> **Exercise objective**
Output all of the entries exactly as written.

> **Exercise inputs**
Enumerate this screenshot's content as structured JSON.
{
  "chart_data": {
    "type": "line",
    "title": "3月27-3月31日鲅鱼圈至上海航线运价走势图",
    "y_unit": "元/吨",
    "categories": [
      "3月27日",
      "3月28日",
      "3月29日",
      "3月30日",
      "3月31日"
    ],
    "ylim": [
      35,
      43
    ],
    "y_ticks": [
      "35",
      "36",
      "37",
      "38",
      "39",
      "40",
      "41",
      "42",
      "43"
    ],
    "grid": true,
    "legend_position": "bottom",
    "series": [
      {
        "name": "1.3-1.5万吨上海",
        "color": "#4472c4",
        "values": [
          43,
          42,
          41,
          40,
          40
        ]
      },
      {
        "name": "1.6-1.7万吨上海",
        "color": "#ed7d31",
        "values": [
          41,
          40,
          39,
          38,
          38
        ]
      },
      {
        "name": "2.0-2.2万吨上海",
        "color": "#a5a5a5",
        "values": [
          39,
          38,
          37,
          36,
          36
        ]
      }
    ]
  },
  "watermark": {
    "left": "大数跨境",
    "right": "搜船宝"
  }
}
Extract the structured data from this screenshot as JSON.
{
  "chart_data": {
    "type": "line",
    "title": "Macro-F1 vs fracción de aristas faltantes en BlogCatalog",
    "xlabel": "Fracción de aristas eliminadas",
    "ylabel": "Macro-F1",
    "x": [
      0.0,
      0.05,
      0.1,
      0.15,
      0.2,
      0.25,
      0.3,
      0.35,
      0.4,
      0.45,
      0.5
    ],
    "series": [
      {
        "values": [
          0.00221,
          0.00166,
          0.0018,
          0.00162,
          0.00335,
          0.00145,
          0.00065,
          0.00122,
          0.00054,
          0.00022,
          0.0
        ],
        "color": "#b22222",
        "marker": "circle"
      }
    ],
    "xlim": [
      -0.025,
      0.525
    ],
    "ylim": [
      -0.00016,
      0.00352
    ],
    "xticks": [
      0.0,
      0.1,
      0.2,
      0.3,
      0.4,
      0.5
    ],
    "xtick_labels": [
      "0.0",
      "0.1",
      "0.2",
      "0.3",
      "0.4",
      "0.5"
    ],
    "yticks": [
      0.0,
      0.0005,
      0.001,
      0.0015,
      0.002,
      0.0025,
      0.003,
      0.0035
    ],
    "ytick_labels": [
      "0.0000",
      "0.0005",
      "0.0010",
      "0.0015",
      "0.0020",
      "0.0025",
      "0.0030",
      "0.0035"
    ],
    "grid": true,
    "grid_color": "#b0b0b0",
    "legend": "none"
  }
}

> **Written answer**
Enumerate this screenshot's content as structured JSON.
{
  "chart_data": {
    "type": "line",
    "title": "3月27-3月31日鲅鱼圈至上海航线运价走势图",
    "y_unit": "元/吨",
    "categories": [
      "3月27日",
      "3月28日",
      "3月29日",
      "3月30日",
      "3月31日"
    ],
    "ylim": [
      35,
      43
    ],
    "y_ticks": [
      "35",
      "36",
      "37",
      "38",
      "39",
      "40",
      "41",
      "42",
      "43"
    ],
    "grid": true,
    "legend_position": "bottom",
    "series": [
      {
        "name": "1.3-1.5万吨上海",
        "color": "#4472c4",
        "values": [
          43,
          42,
          41,
          40,
          40
        ]
      },
      {
        "name": "1.6-1.7万吨上海",
        "color": "#ed7d31",
        "values": [
          41,
          40,
          39,
          38,
          38
        ]
      },
      {
        "name": "2.0-2.2万吨上海",
        "color": "#a5a5a5",
        "values": [
          39,
          38,
          37,
          36,
          36
        ]
      }
    ]
  },
  "watermark": {
    "left": "大数跨境",
    "right": "搜船宝"
  }
}
Extract the structured data from this screenshot as JSON.
{
  "chart_data": {
    "type": "line",
    "title": "Macro-F1 vs fracción de aristas faltantes en BlogCatalog",
    "xlabel": "Fracción de aristas eliminadas",
    "ylabel": "Macro-F1",
    "x": [
      0.0,
      0.05,
      0.1,
      0.15,
      0.2,
      0.25,
      0.3,
      0.35,
      0.4,
      0.45,
      0.5
    ],
    "series": [
      {
        "values": [
          0.00221,
          0.00166,
          0.0018,
          0.00162,
          0.00335,
          0.00145,
          0.00065,
          0.00122,
          0.00054,
          0.00022,
          0.0
        ],
        "color": "#b22222",
        "marker": "circle"
      }
    ],
    "xlim": [
      -0.025,
      0.525
    ],
    "ylim": [
      -0.00016,
      0.00352
    ],
    "xticks": [
      0.0,
      0.1,
      0.2,
      0.3,
      0.4,
      0.5
    ],
    "xtick_labels": [
      "0.0",
      "0.1",
      "0.2",
      "0.3",
      "0.4",
      "0.5"
    ],
    "yticks": [
      0.0,
      0.0005,
      0.001,
      0.0015,
      0.002,
      0.0025,
      0.003,
      0.0035
    ],
    "ytick_labels": [
      "0.0000",
      "0.0005",
      "0.0010",
      "0.0015",
      "0.0020",
      "0.0025",
      "0.0030",
      "0.0035"
    ],
    "grid": true,
    "grid_color": "#b0b0b0",
    "legend": "none"
  }
}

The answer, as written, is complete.